__Your instructions__
Go through the records and extract every line with the word "this".
╔══
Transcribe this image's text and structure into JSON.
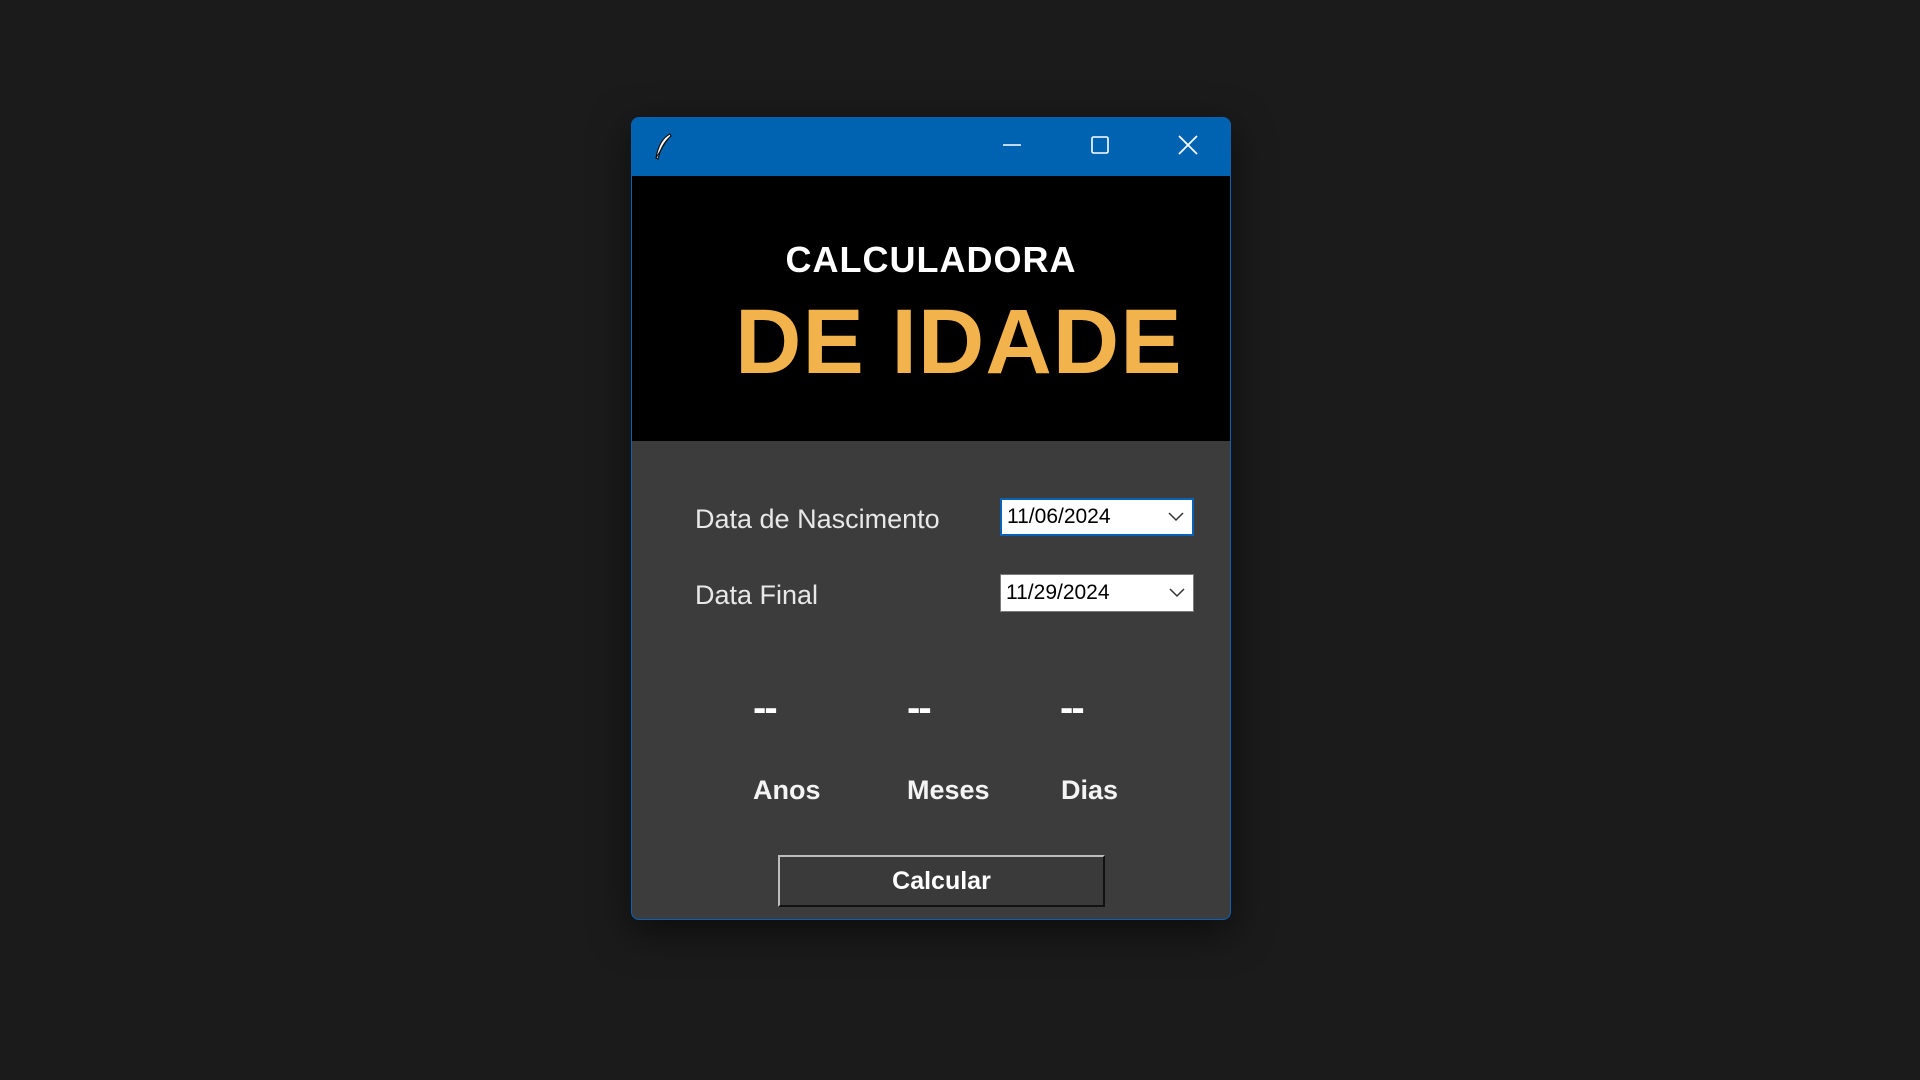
{
  "window": {
    "icon": "feather-icon",
    "controls": {
      "minimize": "minimize-icon",
      "maximize": "maximize-icon",
      "close": "close-icon"
    }
  },
  "header": {
    "title_line1": "CALCULADORA",
    "title_line2": "DE IDADE",
    "accent_color": "#f2b24c"
  },
  "form": {
    "birth_label": "Data de Nascimento",
    "birth_value": "11/06/2024",
    "final_label": "Data Final",
    "final_value": "11/29/2024"
  },
  "results": {
    "years_value": "--",
    "years_label": "Anos",
    "months_value": "--",
    "months_label": "Meses",
    "days_value": "--",
    "days_label": "Dias"
  },
  "actions": {
    "calculate_label": "Calcular"
  },
  "colors": {
    "titlebar": "#0063b1",
    "header_bg": "#000000",
    "body_bg": "#3c3c3c"
  }
}
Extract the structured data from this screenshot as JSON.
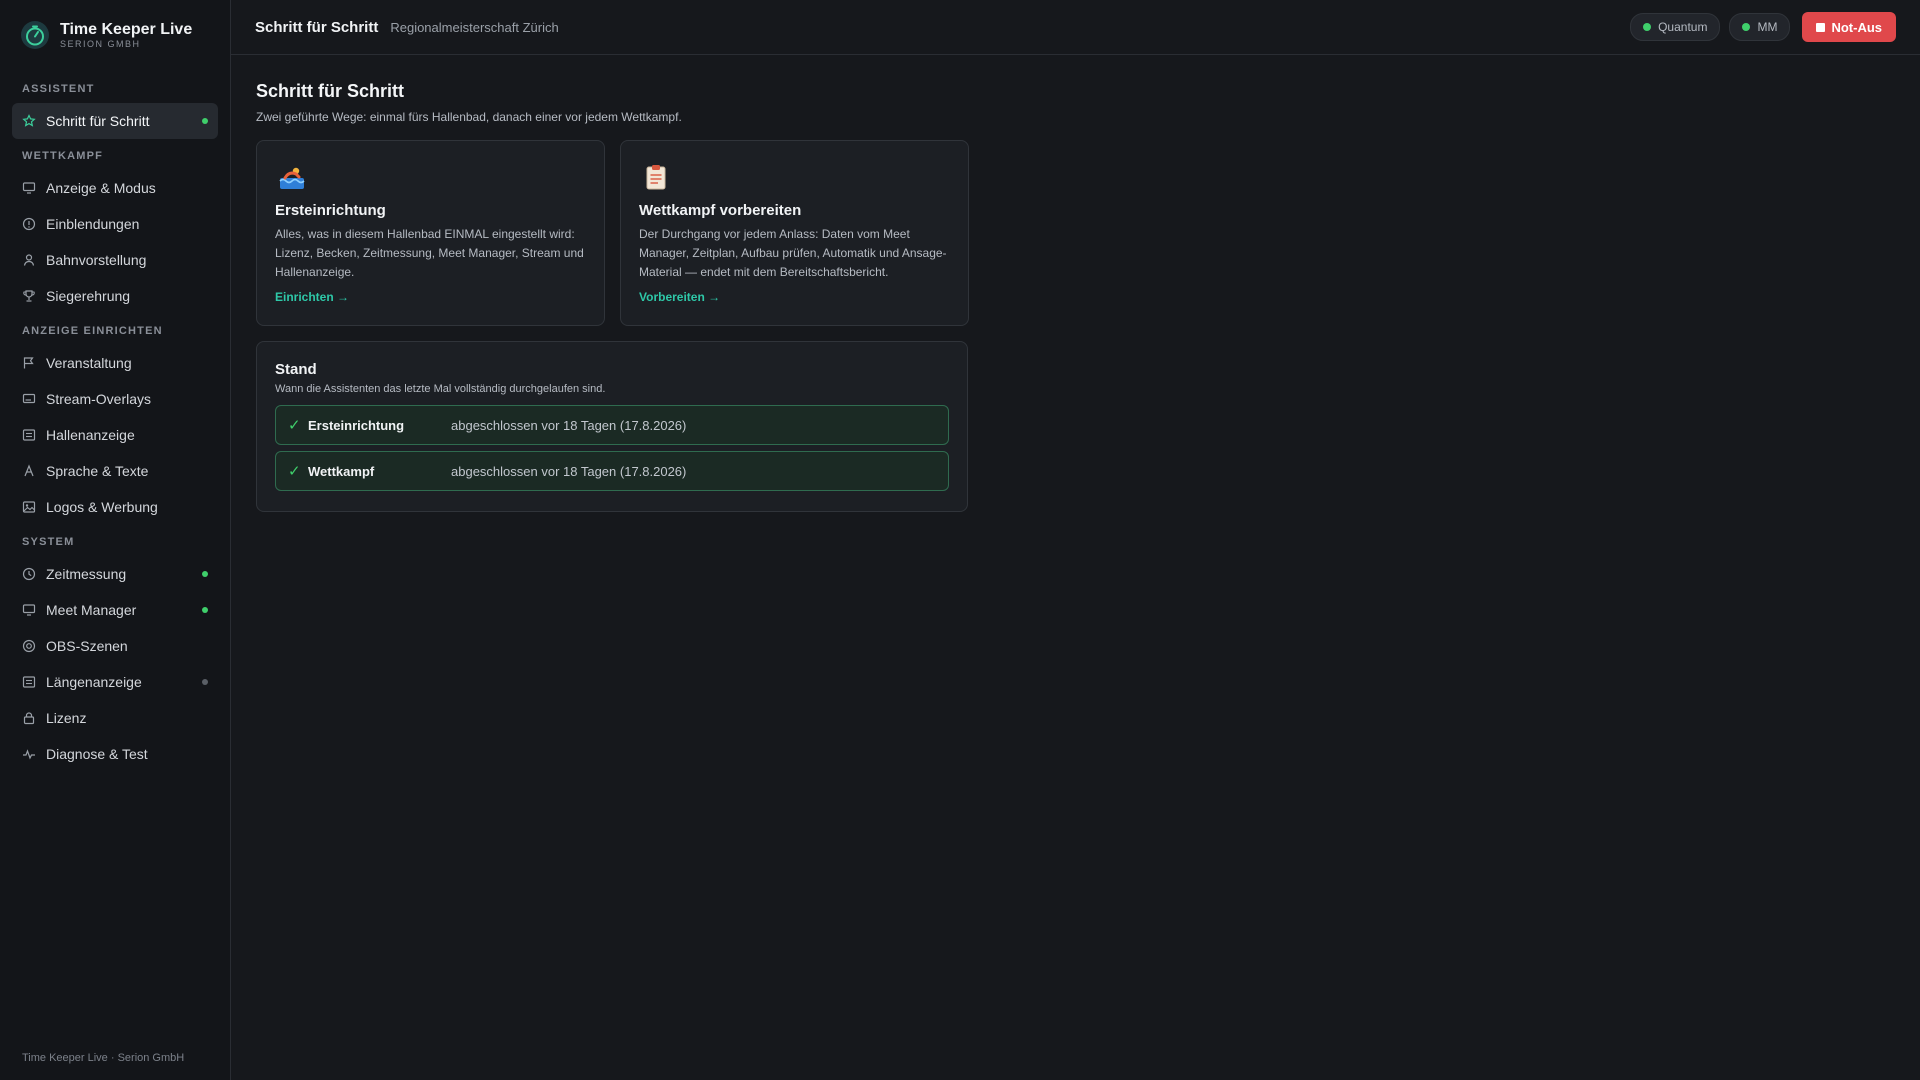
{
  "brand": {
    "title": "Time Keeper Live",
    "subtitle": "SERION GMBH"
  },
  "sidebar": {
    "sections": [
      {
        "label": "ASSISTENT",
        "items": [
          {
            "label": "Schritt für Schritt",
            "icon": "star-icon",
            "active": true,
            "status": "green"
          }
        ]
      },
      {
        "label": "WETTKAMPF",
        "items": [
          {
            "label": "Anzeige & Modus",
            "icon": "monitor-icon"
          },
          {
            "label": "Einblendungen",
            "icon": "info-circle-icon"
          },
          {
            "label": "Bahnvorstellung",
            "icon": "person-icon"
          },
          {
            "label": "Siegerehrung",
            "icon": "trophy-icon"
          }
        ]
      },
      {
        "label": "ANZEIGE EINRICHTEN",
        "items": [
          {
            "label": "Veranstaltung",
            "icon": "flag-icon"
          },
          {
            "label": "Stream-Overlays",
            "icon": "overlay-icon"
          },
          {
            "label": "Hallenanzeige",
            "icon": "list-panel-icon"
          },
          {
            "label": "Sprache & Texte",
            "icon": "language-icon"
          },
          {
            "label": "Logos & Werbung",
            "icon": "image-icon"
          }
        ]
      },
      {
        "label": "SYSTEM",
        "items": [
          {
            "label": "Zeitmessung",
            "icon": "clock-icon",
            "status": "green"
          },
          {
            "label": "Meet Manager",
            "icon": "monitor-icon",
            "status": "green"
          },
          {
            "label": "OBS-Szenen",
            "icon": "target-icon"
          },
          {
            "label": "Längenanzeige",
            "icon": "list-panel-icon",
            "status": "gray"
          },
          {
            "label": "Lizenz",
            "icon": "lock-icon"
          },
          {
            "label": "Diagnose & Test",
            "icon": "pulse-icon"
          }
        ]
      }
    ],
    "footer": "Time Keeper Live · Serion GmbH"
  },
  "topbar": {
    "title": "Schritt für Schritt",
    "subtitle": "Regionalmeisterschaft Zürich",
    "pills": [
      {
        "label": "Quantum",
        "status": "green"
      },
      {
        "label": "MM",
        "status": "green"
      }
    ],
    "emergency_label": "Not-Aus"
  },
  "main": {
    "title": "Schritt für Schritt",
    "lead": "Zwei geführte Wege: einmal fürs Hallenbad, danach einer vor jedem Wettkampf.",
    "cards": [
      {
        "icon": "swimmer-icon",
        "title": "Ersteinrichtung",
        "text": "Alles, was in diesem Hallenbad EINMAL eingestellt wird: Lizenz, Becken, Zeitmessung, Meet Manager, Stream und Hallenanzeige.",
        "link": "Einrichten →"
      },
      {
        "icon": "clipboard-icon",
        "title": "Wettkampf vorbereiten",
        "text": "Der Durchgang vor jedem Anlass: Daten vom Meet Manager, Zeitplan, Aufbau prüfen, Automatik und Ansage-Material — endet mit dem Bereitschaftsbericht.",
        "link": "Vorbereiten →"
      }
    ],
    "stand": {
      "title": "Stand",
      "subtitle": "Wann die Assistenten das letzte Mal vollständig durchgelaufen sind.",
      "rows": [
        {
          "check": "✓",
          "name": "Ersteinrichtung",
          "text": "abgeschlossen vor 18 Tagen (17.8.2026)"
        },
        {
          "check": "✓",
          "name": "Wettkampf",
          "text": "abgeschlossen vor 18 Tagen (17.8.2026)"
        }
      ]
    }
  },
  "colors": {
    "accent": "#2ec8a8",
    "ok": "#3fcf6b",
    "danger": "#e0484b",
    "inactive": "#5a5f66"
  }
}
╚══
__Response__
Transcribe this image's text and structure into JSON.
Extract the structured data from this screenshot as JSON.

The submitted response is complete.